The most common fetal scalp electrode consists of a single ECG electrode in the form of a spiral needle. This is attached to paired wires that extend out of the mother’s vagina and are inserted into a ground plate that is typically placed on the maternal thigh. A cable from the ground plate then transmits the ECG signal to the fetal monitor. For placement, the electrode is placed within an introducer, a tube that protects the mother’s vagina from the needle. A device is available that allows the operator to rotate the electrode from outside the vagina, penetrating the fetal scalp with the needle. See the image below.

Parts of a fetal scalp electrode (elements that re Parts of a fetal scalp electrode (elements that remain after introduction of the electrode are 2, 3 and 11, marked with a star (*) 1: Overall electrode with introducer 2: Electrode hub* 3: Spiral electrode* 4: Knob (used to turn the electrode assembly during application) 5: Sheath (transmits turning motion to the electrode hub) 6: Connection between sheath and hub 7: Tube (protects maternal tissues during electrode introduction) 8: Direction of motion of tube during introduction 9: Direction of rotation to set electrode 10: Direction of motion for removal of introducer after electrode is seated 11: Electrode wires*

Embedding the needle in the fetal scalp retains the electrode in place. Other models of scalp electrodes (eg, clip) have also been used.



Placement of a fetal spiral electrode rarely may be associated with complications in the mother, the fetus, or the medical practitioner.


The fetal electrode may lacerate the maternal vagina or cervix during placement or if inadvertently placed on the mother rather than the fetus. In experienced hands, this complication is rare.

The use of internal monitors may also increase the risk to the mother of chorioamnionitis or endometritis, although this is more likely to be associated with internal uterine pressure monitors. A special concern is when a fetal electrode is pulled from the vagina into the operative field at the time of cesarean delivery. Exposure of this type may be reduced by attention to removing the electrode at the time of incision, but some electrodes are difficult to remove; in an emergency, removal of the electrode prior to delivery may not be possible.

Estimating the magnitude of this risk is difficult because mothers undergoing fetal scalp monitoring have various risk factors for infection, especially when followed by cesarean delivery. The incremental risk is likely small. In general, patients delivering after internal monitoring are managed the same as other patients. Those delivering vaginally are observed, whereas prophylactic antibiotic administration is recommended for all patients who undergo cesarean delivery.


The fetal electrode may lacerate the fetal scalp. [3] In addition, misplacement of the electrode has resulted in penetration of the fetal eye [4] and use of a fetal scalp electrode has been associated with a fetal cerebrospinal fluid (CSF) leak. [5] Finally, the needle electrode can break, with retention of a portion of the needle in the fetal scalp. [6] These complications are rare, and only case reports appear in the literature.

The placement of a fetal electrode is associated with an increased, although very low, risk of neonatal infection. Newborn scalp abscesses have been described due to Escherichia coli [7] and gonococcus, [8] as well as necrotizing fasciitis of the scalp due to group A streptococcus. [9]

In older literature, placement of a fetal electrode increased the risk of death from neonatal sepsis due to group B streptococcus (GBS); in a study performed before universal GBS screening, the risk was 8 times higher in the electrode group. [10] Placement of a fetal electrode has been associated with an increased risk of fetal transmission of maternal viral agents, including HIV [11] and active genital herpes, [12] and electrode use should be avoided if these infections are present.


The electrode tip may penetrate the glove, and even the hand, of the examiner either at the time of placement or if the electrode becomes dislodged, causing exposure to maternal body fluids. Attention to technique reduces the likelihood of injuries related to electrode placement. Dislodged electrodes should be completely removed if at all possible.

### EXERCISE INSTRUCTIONS
In the passage on fetal scalp electrodes, where is the ground plate typically placed?

Dataset lines

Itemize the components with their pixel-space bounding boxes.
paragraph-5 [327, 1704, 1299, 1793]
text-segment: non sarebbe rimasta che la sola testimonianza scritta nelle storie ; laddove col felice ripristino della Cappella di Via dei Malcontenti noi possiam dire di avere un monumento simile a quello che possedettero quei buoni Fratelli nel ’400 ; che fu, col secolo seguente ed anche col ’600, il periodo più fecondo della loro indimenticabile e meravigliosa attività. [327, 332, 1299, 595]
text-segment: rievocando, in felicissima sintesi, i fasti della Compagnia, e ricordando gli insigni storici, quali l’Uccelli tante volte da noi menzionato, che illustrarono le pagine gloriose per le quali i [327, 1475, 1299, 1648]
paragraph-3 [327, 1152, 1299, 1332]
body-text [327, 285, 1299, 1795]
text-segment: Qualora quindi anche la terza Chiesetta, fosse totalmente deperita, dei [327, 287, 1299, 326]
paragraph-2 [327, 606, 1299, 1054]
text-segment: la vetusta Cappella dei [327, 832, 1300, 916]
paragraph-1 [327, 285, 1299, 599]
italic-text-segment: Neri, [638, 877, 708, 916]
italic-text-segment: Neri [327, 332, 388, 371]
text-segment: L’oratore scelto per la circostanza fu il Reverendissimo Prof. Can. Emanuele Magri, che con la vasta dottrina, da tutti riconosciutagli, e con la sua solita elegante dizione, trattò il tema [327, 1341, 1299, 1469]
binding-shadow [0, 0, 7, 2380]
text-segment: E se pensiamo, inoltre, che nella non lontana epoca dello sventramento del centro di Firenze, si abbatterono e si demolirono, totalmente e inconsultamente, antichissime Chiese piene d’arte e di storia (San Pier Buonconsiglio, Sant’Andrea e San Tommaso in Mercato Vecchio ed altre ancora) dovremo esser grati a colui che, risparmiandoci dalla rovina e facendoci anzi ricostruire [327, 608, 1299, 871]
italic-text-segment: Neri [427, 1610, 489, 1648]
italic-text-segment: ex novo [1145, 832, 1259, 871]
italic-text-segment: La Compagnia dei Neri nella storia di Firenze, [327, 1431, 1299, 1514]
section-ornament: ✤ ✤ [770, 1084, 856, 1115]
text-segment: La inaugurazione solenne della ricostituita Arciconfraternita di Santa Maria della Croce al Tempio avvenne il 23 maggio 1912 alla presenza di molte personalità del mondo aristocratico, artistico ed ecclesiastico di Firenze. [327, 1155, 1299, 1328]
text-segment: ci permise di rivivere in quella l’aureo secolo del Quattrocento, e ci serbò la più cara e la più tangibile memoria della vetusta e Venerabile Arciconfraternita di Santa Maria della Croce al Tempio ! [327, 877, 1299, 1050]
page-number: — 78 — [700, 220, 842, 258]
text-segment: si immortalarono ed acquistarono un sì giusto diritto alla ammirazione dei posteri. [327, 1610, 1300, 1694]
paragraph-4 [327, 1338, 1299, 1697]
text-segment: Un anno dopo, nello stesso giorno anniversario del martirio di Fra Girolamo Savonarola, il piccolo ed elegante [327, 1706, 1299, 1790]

### ANSWER TO THIS PROBLEM
On the maternal thigh.